Directions for this task.
In the listing that follows, how many lines contain "Москва"? Give the number only.

Given data.
····················

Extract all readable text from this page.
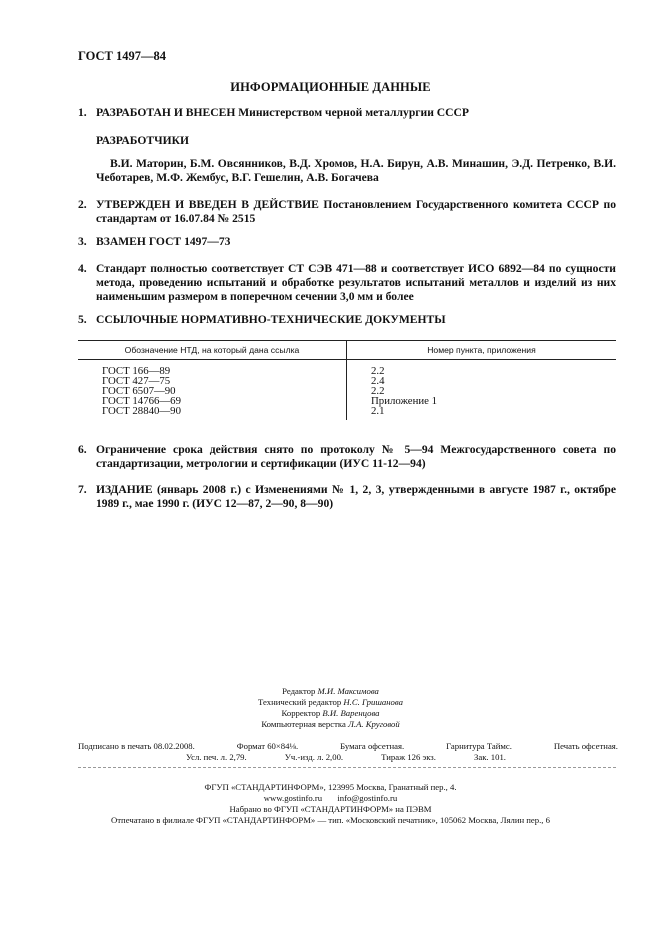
ГОСТ 1497—84
ИНФОРМАЦИОННЫЕ ДАННЫЕ
1. РАЗРАБОТАН И ВНЕСЕН Министерством черной металлургии СССР
РАЗРАБОТЧИКИ
В.И. Маторин, Б.М. Овсянников, В.Д. Хромов, Н.А. Бирун, А.В. Минашин, Э.Д. Петренко, В.И. Чеботарев, М.Ф. Жембус, В.Г. Гешелин, А.В. Богачева
2. УТВЕРЖДЕН И ВВЕДЕН В ДЕЙСТВИЕ Постановлением Государственного комитета СССР по стандартам от 16.07.84 № 2515
3. ВЗАМЕН ГОСТ 1497—73
4. Стандарт полностью соответствует СТ СЭВ 471—88 и соответствует ИСО 6892—84 по сущности метода, проведению испытаний и обработке результатов испытаний металлов и изделий из них наименьшим размером в поперечном сечении 3,0 мм и более
5. ССЫЛОЧНЫЕ НОРМАТИВНО-ТЕХНИЧЕСКИЕ ДОКУМЕНТЫ
Обозначение НТД, на который дана ссылка	Номер пункта, приложения
ГОСТ 166—89	2.2
ГОСТ 427—75	2.4
ГОСТ 6507—90	2.2
ГОСТ 14766—69	Приложение 1
ГОСТ 28840—90	2.1
6. Ограничение срока действия снято по протоколу № 5—94 Межгосударственного совета по стандартизации, метрологии и сертификации (ИУС 11-12—94)
7. ИЗДАНИЕ (январь 2008 г.) с Изменениями № 1, 2, 3, утвержденными в августе 1987 г., октябре 1989 г., мае 1990 г. (ИУС 12—87, 2—90, 8—90)
Редактор М.И. Максимова
Технический редактор Н.С. Гришанова
Корректор В.И. Варенцова
Компьютерная верстка Л.А. Круговой
Подписано в печать 08.02.2008.	Формат 60×84⅛.	Бумага офсетная.	Гарнитура Таймс.	Печать офсетная.
Усл. печ. л. 2,79.	Уч.-изд. л. 2,00.	Тираж 126 экз.	Зак. 101.
ФГУП «СТАНДАРТИНФОРМ», 123995 Москва, Гранатный пер., 4.
www.gostinfo.ru info@gostinfo.ru
Набрано во ФГУП «СТАНДАРТИНФОРМ» на ПЭВМ
Отпечатано в филиале ФГУП «СТАНДАРТИНФОРМ» — тип. «Московский печатник», 105062 Москва, Лялин пер., 6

····················

Solution to the problem.
2